══ INFORMATION PROVIDED ══

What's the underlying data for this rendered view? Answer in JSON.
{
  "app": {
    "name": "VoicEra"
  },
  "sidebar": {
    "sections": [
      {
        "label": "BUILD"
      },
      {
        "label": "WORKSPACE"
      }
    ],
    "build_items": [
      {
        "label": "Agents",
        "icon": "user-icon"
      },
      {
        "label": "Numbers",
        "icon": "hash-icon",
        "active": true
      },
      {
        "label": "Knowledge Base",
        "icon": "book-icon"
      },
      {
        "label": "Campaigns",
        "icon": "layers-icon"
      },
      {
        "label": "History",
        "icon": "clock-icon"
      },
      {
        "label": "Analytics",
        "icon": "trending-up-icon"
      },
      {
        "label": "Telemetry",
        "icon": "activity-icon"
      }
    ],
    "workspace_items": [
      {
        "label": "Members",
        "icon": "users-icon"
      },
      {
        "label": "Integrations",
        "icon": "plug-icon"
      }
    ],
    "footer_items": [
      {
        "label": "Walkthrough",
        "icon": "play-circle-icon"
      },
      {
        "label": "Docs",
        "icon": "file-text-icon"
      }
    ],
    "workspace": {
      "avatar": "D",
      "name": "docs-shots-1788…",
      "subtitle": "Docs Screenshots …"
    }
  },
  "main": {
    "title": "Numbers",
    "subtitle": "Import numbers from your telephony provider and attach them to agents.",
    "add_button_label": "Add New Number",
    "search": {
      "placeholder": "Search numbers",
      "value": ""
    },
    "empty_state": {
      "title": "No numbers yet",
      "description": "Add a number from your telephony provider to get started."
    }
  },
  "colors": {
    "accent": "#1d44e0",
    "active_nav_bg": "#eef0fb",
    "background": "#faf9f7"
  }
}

═══

WHAT TO PRODUCE ▸ Repeat all the entries exactly as given.

OUTPUT FOR THIS TASK ▸
What's the underlying data for this rendered view? Answer in JSON.
{
  "app": {
    "name": "VoicEra"
  },
  "sidebar": {
    "sections": [
      {
        "label": "BUILD"
      },
      {
        "label": "WORKSPACE"
      }
    ],
    "build_items": [
      {
        "label": "Agents",
        "icon": "user-icon"
      },
      {
        "label": "Numbers",
        "icon": "hash-icon",
        "active": true
      },
      {
        "label": "Knowledge Base",
        "icon": "book-icon"
      },
      {
        "label": "Campaigns",
        "icon": "layers-icon"
      },
      {
        "label": "History",
        "icon": "clock-icon"
      },
      {
        "label": "Analytics",
        "icon": "trending-up-icon"
      },
      {
        "label": "Telemetry",
        "icon": "activity-icon"
      }
    ],
    "workspace_items": [
      {
        "label": "Members",
        "icon": "users-icon"
      },
      {
        "label": "Integrations",
        "icon": "plug-icon"
      }
    ],
    "footer_items": [
      {
        "label": "Walkthrough",
        "icon": "play-circle-icon"
      },
      {
        "label": "Docs",
        "icon": "file-text-icon"
      }
    ],
    "workspace": {
      "avatar": "D",
      "name": "docs-shots-1788…",
      "subtitle": "Docs Screenshots …"
    }
  },
  "main": {
    "title": "Numbers",
    "subtitle": "Import numbers from your telephony provider and attach them to agents.",
    "add_button_label": "Add New Number",
    "search": {
      "placeholder": "Search numbers",
      "value": ""
    },
    "empty_state": {
      "title": "No numbers yet",
      "description": "Add a number from your telephony provider to get started."
    }
  },
  "colors": {
    "accent": "#1d44e0",
    "active_nav_bg": "#eef0fb",
    "background": "#faf9f7"
  }
}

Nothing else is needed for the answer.